Each entry below should be reproduced character for character.
________________________________________
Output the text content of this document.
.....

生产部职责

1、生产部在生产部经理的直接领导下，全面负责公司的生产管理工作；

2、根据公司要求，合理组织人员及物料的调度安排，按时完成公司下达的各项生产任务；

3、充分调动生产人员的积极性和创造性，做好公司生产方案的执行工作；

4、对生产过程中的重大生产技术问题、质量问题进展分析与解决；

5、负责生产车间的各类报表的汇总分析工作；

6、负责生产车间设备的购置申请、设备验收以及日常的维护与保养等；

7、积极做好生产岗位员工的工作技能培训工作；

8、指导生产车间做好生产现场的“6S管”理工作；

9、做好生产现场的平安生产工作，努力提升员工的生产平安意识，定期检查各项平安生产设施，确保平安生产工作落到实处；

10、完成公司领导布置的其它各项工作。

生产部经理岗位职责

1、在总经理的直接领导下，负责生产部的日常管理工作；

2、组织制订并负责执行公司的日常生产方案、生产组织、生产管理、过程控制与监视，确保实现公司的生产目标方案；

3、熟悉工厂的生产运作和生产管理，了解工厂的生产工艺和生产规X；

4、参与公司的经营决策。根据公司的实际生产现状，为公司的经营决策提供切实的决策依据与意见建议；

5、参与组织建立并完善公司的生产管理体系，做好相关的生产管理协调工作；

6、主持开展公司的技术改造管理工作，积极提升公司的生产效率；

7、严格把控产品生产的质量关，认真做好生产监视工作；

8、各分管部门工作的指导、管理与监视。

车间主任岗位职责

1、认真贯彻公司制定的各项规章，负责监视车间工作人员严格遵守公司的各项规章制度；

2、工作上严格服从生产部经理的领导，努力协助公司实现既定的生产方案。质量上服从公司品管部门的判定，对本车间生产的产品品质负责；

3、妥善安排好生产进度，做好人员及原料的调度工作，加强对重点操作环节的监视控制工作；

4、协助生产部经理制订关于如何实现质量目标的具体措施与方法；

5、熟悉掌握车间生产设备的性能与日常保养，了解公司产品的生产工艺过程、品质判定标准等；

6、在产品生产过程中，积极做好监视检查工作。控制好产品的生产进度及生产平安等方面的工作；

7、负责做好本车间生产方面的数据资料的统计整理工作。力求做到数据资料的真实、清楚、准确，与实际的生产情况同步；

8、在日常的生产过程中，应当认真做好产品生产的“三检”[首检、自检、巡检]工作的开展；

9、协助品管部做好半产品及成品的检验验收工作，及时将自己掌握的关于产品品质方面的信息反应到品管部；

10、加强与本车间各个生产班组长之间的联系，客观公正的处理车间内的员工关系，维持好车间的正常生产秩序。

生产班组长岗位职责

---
________________________________________
**Expected output**.
Output the text content of this document.
.....

生产部职责

1、生产部在生产部经理的直接领导下，全面负责公司的生产管理工作；

2、根据公司要求，合理组织人员及物料的调度安排，按时完成公司下达的各项生产任务；

3、充分调动生产人员的积极性和创造性，做好公司生产方案的执行工作；

4、对生产过程中的重大生产技术问题、质量问题进展分析与解决；

5、负责生产车间的各类报表的汇总分析工作；

6、负责生产车间设备的购置申请、设备验收以及日常的维护与保养等；

7、积极做好生产岗位员工的工作技能培训工作；

8、指导生产车间做好生产现场的“6S管”理工作；

9、做好生产现场的平安生产工作，努力提升员工的生产平安意识，定期检查各项平安生产设施，确保平安生产工作落到实处；

10、完成公司领导布置的其它各项工作。

生产部经理岗位职责

1、在总经理的直接领导下，负责生产部的日常管理工作；

2、组织制订并负责执行公司的日常生产方案、生产组织、生产管理、过程控制与监视，确保实现公司的生产目标方案；

3、熟悉工厂的生产运作和生产管理，了解工厂的生产工艺和生产规X；

4、参与公司的经营决策。根据公司的实际生产现状，为公司的经营决策提供切实的决策依据与意见建议；

5、参与组织建立并完善公司的生产管理体系，做好相关的生产管理协调工作；

6、主持开展公司的技术改造管理工作，积极提升公司的生产效率；

7、严格把控产品生产的质量关，认真做好生产监视工作；

8、各分管部门工作的指导、管理与监视。

车间主任岗位职责

1、认真贯彻公司制定的各项规章，负责监视车间工作人员严格遵守公司的各项规章制度；

2、工作上严格服从生产部经理的领导，努力协助公司实现既定的生产方案。质量上服从公司品管部门的判定，对本车间生产的产品品质负责；

3、妥善安排好生产进度，做好人员及原料的调度工作，加强对重点操作环节的监视控制工作；

4、协助生产部经理制订关于如何实现质量目标的具体措施与方法；

5、熟悉掌握车间生产设备的性能与日常保养，了解公司产品的生产工艺过程、品质判定标准等；

6、在产品生产过程中，积极做好监视检查工作。控制好产品的生产进度及生产平安等方面的工作；

7、负责做好本车间生产方面的数据资料的统计整理工作。力求做到数据资料的真实、清楚、准确，与实际的生产情况同步；

8、在日常的生产过程中，应当认真做好产品生产的“三检”[首检、自检、巡检]工作的开展；

9、协助品管部做好半产品及成品的检验验收工作，及时将自己掌握的关于产品品质方面的信息反应到品管部；

10、加强与本车间各个生产班组长之间的联系，客观公正的处理车间内的员工关系，维持好车间的正常生产秩序。

生产班组长岗位职责

---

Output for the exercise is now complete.